What the task requires ▸ Exactly repeat all the records below, omitting the images they hold.

--- START OF Rows ---

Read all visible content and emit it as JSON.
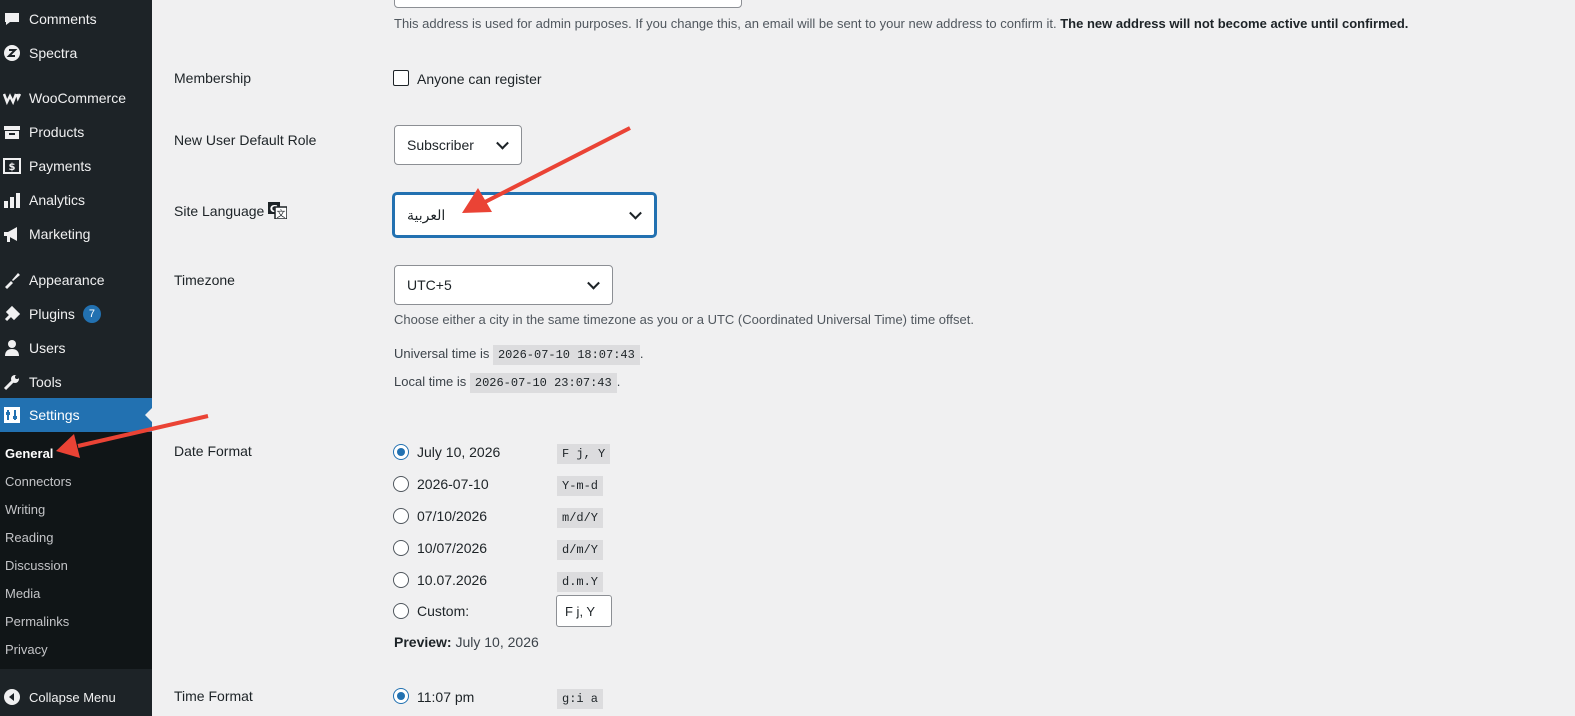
{
  "sidebar": {
    "items": [
      {
        "label": "Comments",
        "icon": "comments-icon"
      },
      {
        "label": "Spectra",
        "icon": "spectra-icon"
      },
      {
        "label": "WooCommerce",
        "icon": "woocommerce-icon"
      },
      {
        "label": "Products",
        "icon": "products-icon"
      },
      {
        "label": "Payments",
        "icon": "payments-icon"
      },
      {
        "label": "Analytics",
        "icon": "analytics-icon"
      },
      {
        "label": "Marketing",
        "icon": "marketing-icon"
      },
      {
        "label": "Appearance",
        "icon": "appearance-icon"
      },
      {
        "label": "Plugins",
        "icon": "plugins-icon",
        "badge": "7"
      },
      {
        "label": "Users",
        "icon": "users-icon"
      },
      {
        "label": "Tools",
        "icon": "tools-icon"
      },
      {
        "label": "Settings",
        "icon": "settings-icon",
        "active": true
      }
    ],
    "submenu": [
      "General",
      "Connectors",
      "Writing",
      "Reading",
      "Discussion",
      "Media",
      "Permalinks",
      "Privacy"
    ],
    "collapse_label": "Collapse Menu"
  },
  "email": {
    "description": "This address is used for admin purposes. If you change this, an email will be sent to your new address to confirm it.",
    "description_bold": "The new address will not become active until confirmed."
  },
  "membership": {
    "label": "Membership",
    "checkbox_label": "Anyone can register",
    "checked": false
  },
  "default_role": {
    "label": "New User Default Role",
    "value": "Subscriber"
  },
  "site_language": {
    "label": "Site Language",
    "value": "العربية",
    "icon": "translation-icon"
  },
  "timezone": {
    "label": "Timezone",
    "value": "UTC+5",
    "description": "Choose either a city in the same timezone as you or a UTC (Coordinated Universal Time) time offset.",
    "universal_prefix": "Universal time is",
    "universal_time": "2026-07-10 18:07:43",
    "local_prefix": "Local time is",
    "local_time": "2026-07-10 23:07:43",
    "period": "."
  },
  "date_format": {
    "label": "Date Format",
    "options": [
      {
        "label": "July 10, 2026",
        "code": "F j, Y",
        "checked": true
      },
      {
        "label": "2026-07-10",
        "code": "Y-m-d"
      },
      {
        "label": "07/10/2026",
        "code": "m/d/Y"
      },
      {
        "label": "10/07/2026",
        "code": "d/m/Y"
      },
      {
        "label": "10.07.2026",
        "code": "d.m.Y"
      },
      {
        "label": "Custom:",
        "custom_value": "F j, Y"
      }
    ],
    "preview_label": "Preview:",
    "preview_value": "July 10, 2026"
  },
  "time_format": {
    "label": "Time Format",
    "options": [
      {
        "label": "11:07 pm",
        "code": "g:i a",
        "checked": true
      }
    ]
  },
  "colors": {
    "admin_bar": "#1d2327",
    "accent": "#2271b1",
    "annotation_arrow": "#ea4335",
    "background": "#f0f0f1"
  }
}
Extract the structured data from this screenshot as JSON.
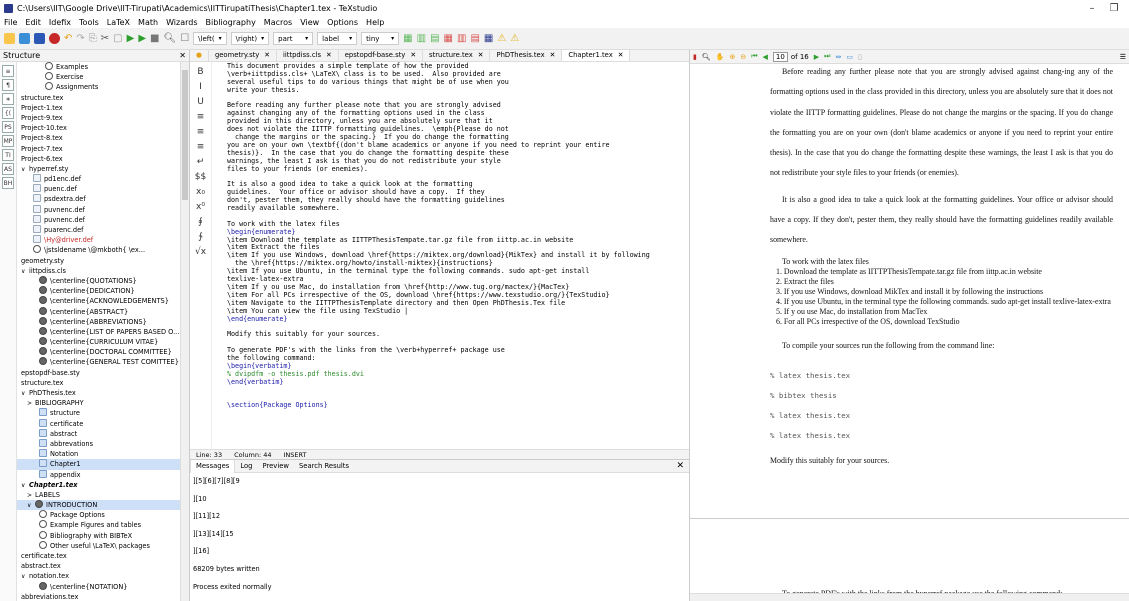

--- END OF Rows ---

Correct output ▸
Read all visible content and emit it as JSON.
{
  "sidebar": {
    "items": [
      {
        "label": "Comments",
        "icon": "comments-icon"
      },
      {
        "label": "Spectra",
        "icon": "spectra-icon"
      },
      {
        "label": "WooCommerce",
        "icon": "woocommerce-icon"
      },
      {
        "label": "Products",
        "icon": "products-icon"
      },
      {
        "label": "Payments",
        "icon": "payments-icon"
      },
      {
        "label": "Analytics",
        "icon": "analytics-icon"
      },
      {
        "label": "Marketing",
        "icon": "marketing-icon"
      },
      {
        "label": "Appearance",
        "icon": "appearance-icon"
      },
      {
        "label": "Plugins",
        "icon": "plugins-icon",
        "badge": "7"
      },
      {
        "label": "Users",
        "icon": "users-icon"
      },
      {
        "label": "Tools",
        "icon": "tools-icon"
      },
      {
        "label": "Settings",
        "icon": "settings-icon",
        "active": true
      }
    ],
    "submenu": [
      "General",
      "Connectors",
      "Writing",
      "Reading",
      "Discussion",
      "Media",
      "Permalinks",
      "Privacy"
    ],
    "collapse_label": "Collapse Menu"
  },
  "email": {
    "description": "This address is used for admin purposes. If you change this, an email will be sent to your new address to confirm it.",
    "description_bold": "The new address will not become active until confirmed."
  },
  "membership": {
    "label": "Membership",
    "checkbox_label": "Anyone can register",
    "checked": false
  },
  "default_role": {
    "label": "New User Default Role",
    "value": "Subscriber"
  },
  "site_language": {
    "label": "Site Language",
    "value": "العربية",
    "icon": "translation-icon"
  },
  "timezone": {
    "label": "Timezone",
    "value": "UTC+5",
    "description": "Choose either a city in the same timezone as you or a UTC (Coordinated Universal Time) time offset.",
    "universal_prefix": "Universal time is",
    "universal_time": "2026-07-10 18:07:43",
    "local_prefix": "Local time is",
    "local_time": "2026-07-10 23:07:43",
    "period": "."
  },
  "date_format": {
    "label": "Date Format",
    "options": [
      {
        "label": "July 10, 2026",
        "code": "F j, Y",
        "checked": true
      },
      {
        "label": "2026-07-10",
        "code": "Y-m-d"
      },
      {
        "label": "07/10/2026",
        "code": "m/d/Y"
      },
      {
        "label": "10/07/2026",
        "code": "d/m/Y"
      },
      {
        "label": "10.07.2026",
        "code": "d.m.Y"
      },
      {
        "label": "Custom:",
        "custom_value": "F j, Y"
      }
    ],
    "preview_label": "Preview:",
    "preview_value": "July 10, 2026"
  },
  "time_format": {
    "label": "Time Format",
    "options": [
      {
        "label": "11:07 pm",
        "code": "g:i a",
        "checked": true
      }
    ]
  },
  "colors": {
    "admin_bar": "#1d2327",
    "accent": "#2271b1",
    "annotation_arrow": "#ea4335",
    "background": "#f0f0f1"
  }
}
Extract the structured data from this screenshot as JSON.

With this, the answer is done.